- [LISTING]:
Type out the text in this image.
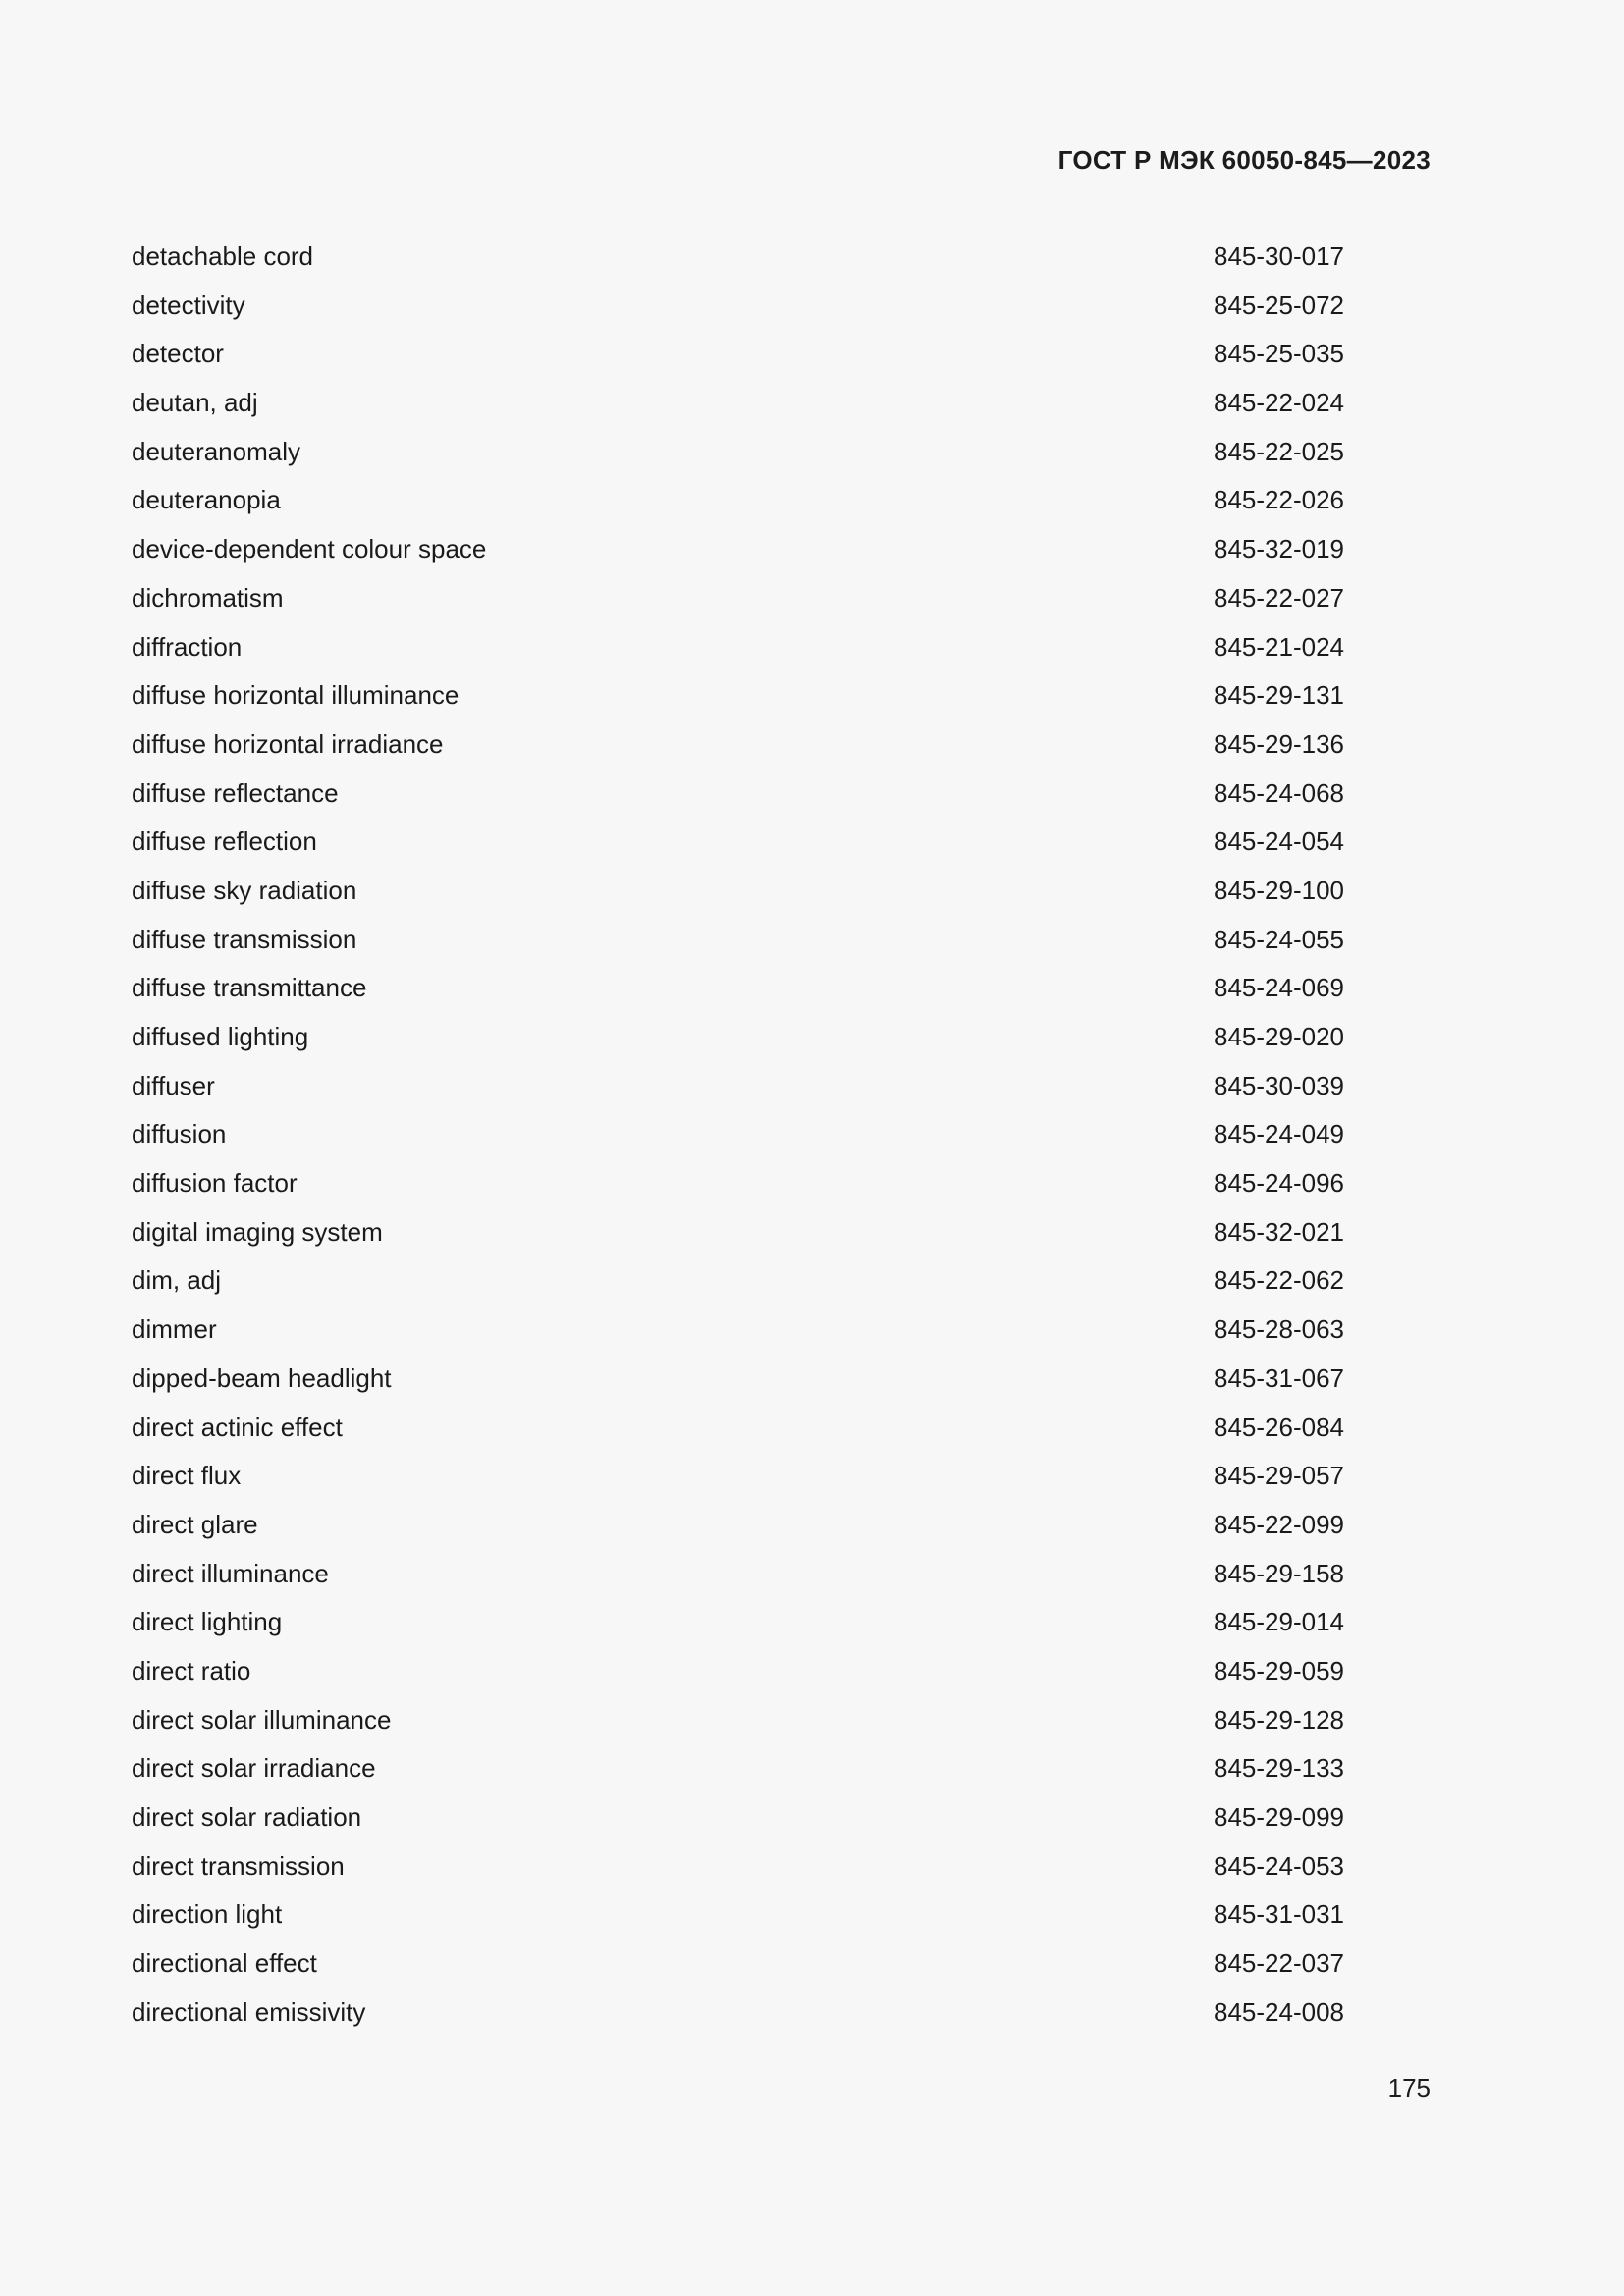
ГОСТ Р МЭК 60050-845—2023
detachable cord	845-30-017
detectivity	845-25-072
detector	845-25-035
deutan, adj	845-22-024
deuteranomaly	845-22-025
deuteranopia	845-22-026
device-dependent colour space	845-32-019
dichromatism	845-22-027
diffraction	845-21-024
diffuse horizontal illuminance	845-29-131
diffuse horizontal irradiance	845-29-136
diffuse reflectance	845-24-068
diffuse reflection	845-24-054
diffuse sky radiation	845-29-100
diffuse transmission	845-24-055
diffuse transmittance	845-24-069
diffused lighting	845-29-020
diffuser	845-30-039
diffusion	845-24-049
diffusion factor	845-24-096
digital imaging system	845-32-021
dim, adj	845-22-062
dimmer	845-28-063
dipped-beam headlight	845-31-067
direct actinic effect	845-26-084
direct flux	845-29-057
direct glare	845-22-099
direct illuminance	845-29-158
direct lighting	845-29-014
direct ratio	845-29-059
direct solar illuminance	845-29-128
direct solar irradiance	845-29-133
direct solar radiation	845-29-099
direct transmission	845-24-053
direction light	845-31-031
directional effect	845-22-037
directional emissivity	845-24-008
175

- [TASK PROMPT]: Leave out the pictures and copy every record above exactly.

- [ANSWER TO THE EXERCISE]:
Type out the text in this image.
ГОСТ Р МЭК 60050-845—2023
detachable cord	845-30-017
detectivity	845-25-072
detector	845-25-035
deutan, adj	845-22-024
deuteranomaly	845-22-025
deuteranopia	845-22-026
device-dependent colour space	845-32-019
dichromatism	845-22-027
diffraction	845-21-024
diffuse horizontal illuminance	845-29-131
diffuse horizontal irradiance	845-29-136
diffuse reflectance	845-24-068
diffuse reflection	845-24-054
diffuse sky radiation	845-29-100
diffuse transmission	845-24-055
diffuse transmittance	845-24-069
diffused lighting	845-29-020
diffuser	845-30-039
diffusion	845-24-049
diffusion factor	845-24-096
digital imaging system	845-32-021
dim, adj	845-22-062
dimmer	845-28-063
dipped-beam headlight	845-31-067
direct actinic effect	845-26-084
direct flux	845-29-057
direct glare	845-22-099
direct illuminance	845-29-158
direct lighting	845-29-014
direct ratio	845-29-059
direct solar illuminance	845-29-128
direct solar irradiance	845-29-133
direct solar radiation	845-29-099
direct transmission	845-24-053
direction light	845-31-031
directional effect	845-22-037
directional emissivity	845-24-008
175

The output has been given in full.